- _Consegna 1_: Ricopia senza cambiare nulla la parte dell'elenco che va dalla riga con "what elements are" alla riga con "341, 333, 357]", comprese queste due. Lascia fuori le immagini.

- _Brano di partenza_:
'''
PERCHÉ I MORTI PORTANO REGALI

 

La celebrazione dei defunti in Sicilia è estremamente sentita, tanto che la visita al Cimitero è quasi un obbligo sociale. Vi si recano anche coloro che hanno subito di recente dei lutti, “i visitusi”, che però evitano il consueto orario pomeridiano. A Barrafranca, insolitamente, ma non incoerentemente, la visita avviene per Ognissanti, anziché giorno due. Nella notte fra l’uno e il due i bambini, infatti, riceveranno i regali e potranno a loro volta nel giorno successivo volgere un pensiero riconoscente agli estinti. In tutta la Sicilia gli adulti lasciano credere ai fanciulli che in quella notte i morti si allontanino dalla loro dimora dell’aldilà e scendano in paese a visitare le pasticcerie e i mercanti di giocattoli per scegliere “i cosi di morti” da portare in regalo. Chi inizia a sospettare che a compiere gli acquisti siano i genitori è già cresciuto e presto perderà il diritto a quei doni. I bambini di oggi hanno smesso di andare a letto timidi e speranzosi e pretendono di contrattare con gli adulti e i negozianti i regali da ricevere, forse consapevoli che il nonno non avrebbe mai saputo scegliere tra i vari ufo-robot e videogames.
'''
- _Dati forniti_:
'''
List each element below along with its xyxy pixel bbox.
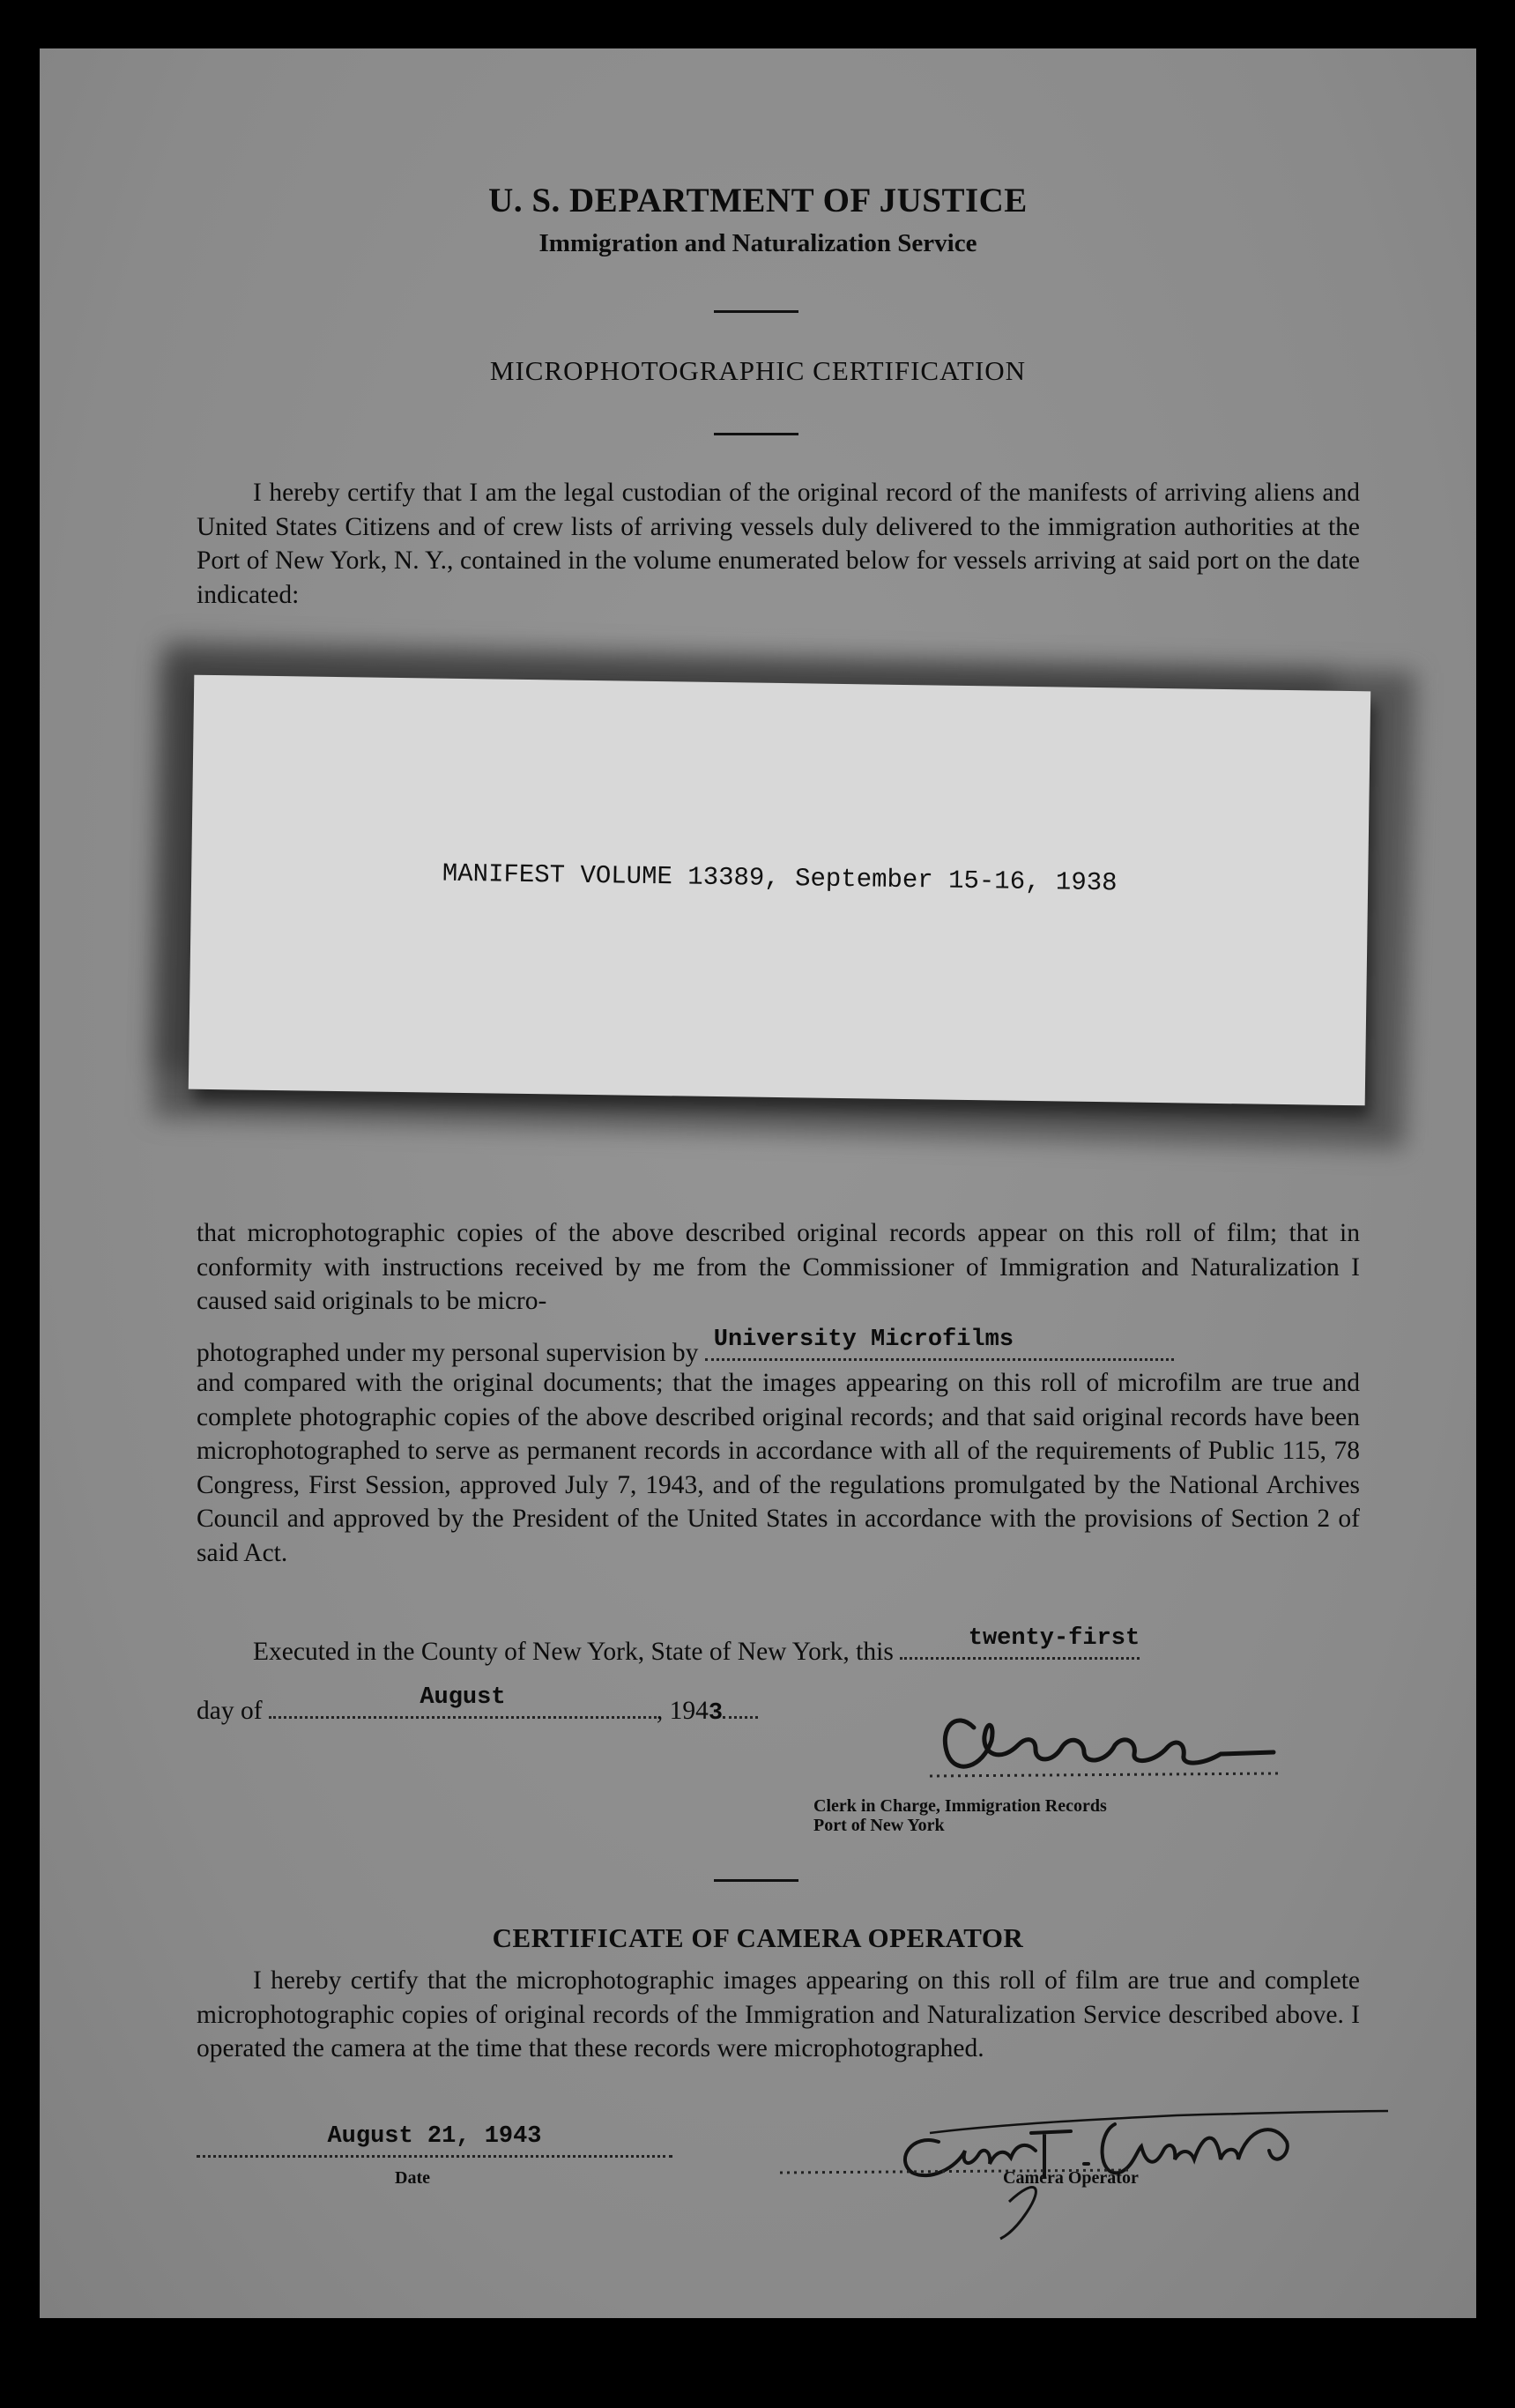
'''
'''
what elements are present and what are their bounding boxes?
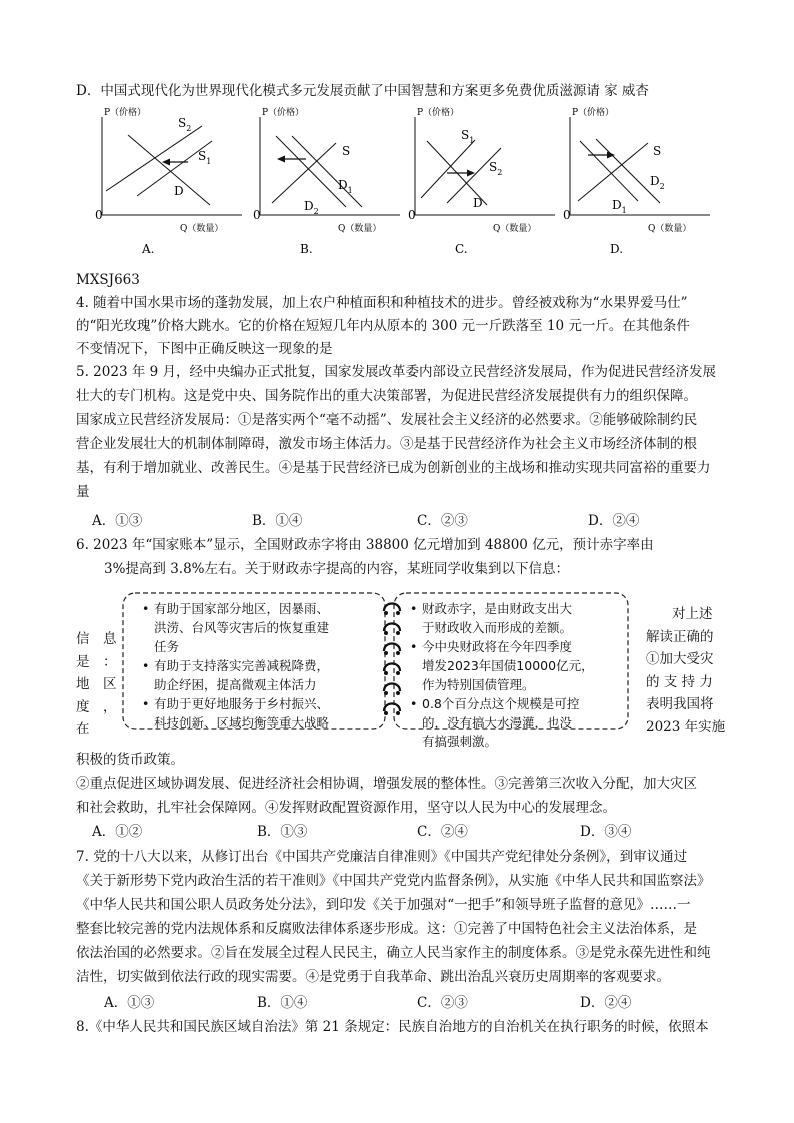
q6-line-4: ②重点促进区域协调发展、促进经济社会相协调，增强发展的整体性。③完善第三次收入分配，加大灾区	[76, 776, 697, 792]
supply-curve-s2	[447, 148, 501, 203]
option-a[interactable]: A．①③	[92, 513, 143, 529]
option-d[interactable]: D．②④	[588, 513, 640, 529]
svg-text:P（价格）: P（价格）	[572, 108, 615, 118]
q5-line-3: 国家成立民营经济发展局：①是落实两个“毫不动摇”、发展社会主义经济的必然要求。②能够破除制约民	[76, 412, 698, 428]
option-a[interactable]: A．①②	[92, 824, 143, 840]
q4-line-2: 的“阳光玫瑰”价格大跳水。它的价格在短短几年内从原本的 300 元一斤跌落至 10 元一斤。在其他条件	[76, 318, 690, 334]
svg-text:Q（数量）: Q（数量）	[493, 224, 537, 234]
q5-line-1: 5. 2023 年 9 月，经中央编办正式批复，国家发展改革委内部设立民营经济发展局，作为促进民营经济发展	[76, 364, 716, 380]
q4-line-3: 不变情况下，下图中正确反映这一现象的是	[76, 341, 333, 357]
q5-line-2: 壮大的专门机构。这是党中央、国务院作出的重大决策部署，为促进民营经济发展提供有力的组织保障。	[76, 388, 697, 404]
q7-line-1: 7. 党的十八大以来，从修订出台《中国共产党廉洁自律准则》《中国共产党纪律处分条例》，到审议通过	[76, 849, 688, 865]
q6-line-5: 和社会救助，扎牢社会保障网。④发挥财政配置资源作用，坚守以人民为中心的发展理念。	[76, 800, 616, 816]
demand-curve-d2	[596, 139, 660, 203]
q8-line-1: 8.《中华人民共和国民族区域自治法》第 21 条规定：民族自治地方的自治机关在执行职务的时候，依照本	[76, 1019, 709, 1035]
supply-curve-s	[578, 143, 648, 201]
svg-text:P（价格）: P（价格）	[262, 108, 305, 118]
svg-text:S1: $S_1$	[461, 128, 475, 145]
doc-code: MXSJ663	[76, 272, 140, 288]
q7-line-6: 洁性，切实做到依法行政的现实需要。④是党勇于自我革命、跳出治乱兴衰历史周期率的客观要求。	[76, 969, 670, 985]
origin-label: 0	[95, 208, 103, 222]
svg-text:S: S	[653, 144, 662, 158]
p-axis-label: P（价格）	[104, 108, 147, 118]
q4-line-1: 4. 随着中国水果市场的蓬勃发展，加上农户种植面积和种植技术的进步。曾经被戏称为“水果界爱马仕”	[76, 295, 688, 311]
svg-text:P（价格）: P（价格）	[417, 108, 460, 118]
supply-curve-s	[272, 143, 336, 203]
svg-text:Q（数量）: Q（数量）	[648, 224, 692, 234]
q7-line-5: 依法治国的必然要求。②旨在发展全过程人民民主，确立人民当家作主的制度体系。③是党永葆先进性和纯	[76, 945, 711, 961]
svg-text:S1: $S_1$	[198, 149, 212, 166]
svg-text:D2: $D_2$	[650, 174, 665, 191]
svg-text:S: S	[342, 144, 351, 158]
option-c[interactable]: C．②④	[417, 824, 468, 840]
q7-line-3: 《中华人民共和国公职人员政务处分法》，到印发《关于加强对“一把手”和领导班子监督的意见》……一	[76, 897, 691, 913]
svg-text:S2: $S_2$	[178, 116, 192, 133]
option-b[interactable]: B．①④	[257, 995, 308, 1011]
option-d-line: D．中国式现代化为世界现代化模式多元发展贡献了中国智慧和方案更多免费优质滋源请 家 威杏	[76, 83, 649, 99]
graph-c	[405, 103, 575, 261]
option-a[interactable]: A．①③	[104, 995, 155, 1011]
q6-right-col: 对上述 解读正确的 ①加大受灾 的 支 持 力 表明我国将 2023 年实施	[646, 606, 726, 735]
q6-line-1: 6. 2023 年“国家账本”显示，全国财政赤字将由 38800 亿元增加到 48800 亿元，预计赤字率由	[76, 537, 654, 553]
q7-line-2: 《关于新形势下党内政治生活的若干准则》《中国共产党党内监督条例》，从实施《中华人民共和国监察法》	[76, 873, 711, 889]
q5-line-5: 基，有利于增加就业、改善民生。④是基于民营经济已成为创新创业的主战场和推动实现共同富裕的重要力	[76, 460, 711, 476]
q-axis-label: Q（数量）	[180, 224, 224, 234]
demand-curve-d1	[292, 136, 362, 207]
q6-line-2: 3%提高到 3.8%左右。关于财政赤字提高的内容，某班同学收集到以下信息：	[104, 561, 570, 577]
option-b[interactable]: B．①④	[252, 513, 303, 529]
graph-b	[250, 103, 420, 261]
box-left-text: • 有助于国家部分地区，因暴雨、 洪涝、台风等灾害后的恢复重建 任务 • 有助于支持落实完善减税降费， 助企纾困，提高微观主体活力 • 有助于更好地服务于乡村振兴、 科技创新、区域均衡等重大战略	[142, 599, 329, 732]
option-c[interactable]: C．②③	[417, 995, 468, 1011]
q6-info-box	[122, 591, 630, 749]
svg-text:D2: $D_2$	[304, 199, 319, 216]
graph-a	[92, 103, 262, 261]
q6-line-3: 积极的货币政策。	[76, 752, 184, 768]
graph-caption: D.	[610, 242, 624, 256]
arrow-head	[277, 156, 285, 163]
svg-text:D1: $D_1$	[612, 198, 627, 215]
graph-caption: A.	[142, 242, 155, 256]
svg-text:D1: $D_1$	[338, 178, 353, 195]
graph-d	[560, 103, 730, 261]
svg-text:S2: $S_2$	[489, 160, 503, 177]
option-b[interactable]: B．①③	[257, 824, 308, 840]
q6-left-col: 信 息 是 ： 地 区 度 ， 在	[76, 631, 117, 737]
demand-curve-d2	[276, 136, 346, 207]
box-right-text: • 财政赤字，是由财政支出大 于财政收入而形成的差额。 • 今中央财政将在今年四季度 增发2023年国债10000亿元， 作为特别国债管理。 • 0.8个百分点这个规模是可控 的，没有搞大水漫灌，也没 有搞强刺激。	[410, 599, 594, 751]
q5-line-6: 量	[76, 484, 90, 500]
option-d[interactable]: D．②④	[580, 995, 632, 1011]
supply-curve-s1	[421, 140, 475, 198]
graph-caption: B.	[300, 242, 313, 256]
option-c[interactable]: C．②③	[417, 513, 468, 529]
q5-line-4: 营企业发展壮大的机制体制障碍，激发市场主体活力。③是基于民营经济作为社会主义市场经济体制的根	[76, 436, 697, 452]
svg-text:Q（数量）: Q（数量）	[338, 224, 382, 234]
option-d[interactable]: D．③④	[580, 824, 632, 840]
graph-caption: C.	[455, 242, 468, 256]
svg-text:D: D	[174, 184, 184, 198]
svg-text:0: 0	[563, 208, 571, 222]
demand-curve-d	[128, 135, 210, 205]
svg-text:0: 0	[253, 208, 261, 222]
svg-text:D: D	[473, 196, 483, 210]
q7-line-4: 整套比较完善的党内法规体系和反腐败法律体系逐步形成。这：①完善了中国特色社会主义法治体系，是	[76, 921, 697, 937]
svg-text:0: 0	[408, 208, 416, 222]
'''
- _Consegna 2_: Con quali parole il brano sui regali dei morti indica chi è morto? Scrivile tutte.

- _Soluzione svolta 1_:
what elements are present and what are their bounding boxes?
q6-line-4: ②重点促进区域协调发展、促进经济社会相协调，增强发展的整体性。③完善第三次收入分配，加大灾区	[76, 776, 697, 792]
supply-curve-s2	[447, 148, 501, 203]
option-a[interactable]: A．①③	[92, 513, 143, 529]
option-d[interactable]: D．②④	[588, 513, 640, 529]
svg-text:P（价格）: P（价格）	[572, 108, 615, 118]
q5-line-3: 国家成立民营经济发展局：①是落实两个“毫不动摇”、发展社会主义经济的必然要求。②能够破除制约民	[76, 412, 698, 428]
option-a[interactable]: A．①②	[92, 824, 143, 840]
q4-line-2: 的“阳光玫瑰”价格大跳水。它的价格在短短几年内从原本的 300 元一斤跌落至 10 元一斤。在其他条件	[76, 318, 690, 334]
svg-text:Q（数量）: Q（数量）	[493, 224, 537, 234]
q5-line-1: 5. 2023 年 9 月，经中央编办正式批复，国家发展改革委内部设立民营经济发展局，作为促进民营经济发展	[76, 364, 716, 380]
q4-line-3: 不变情况下，下图中正确反映这一现象的是	[76, 341, 333, 357]

- _Soluzione svolta 2_: defunti, estinti, morti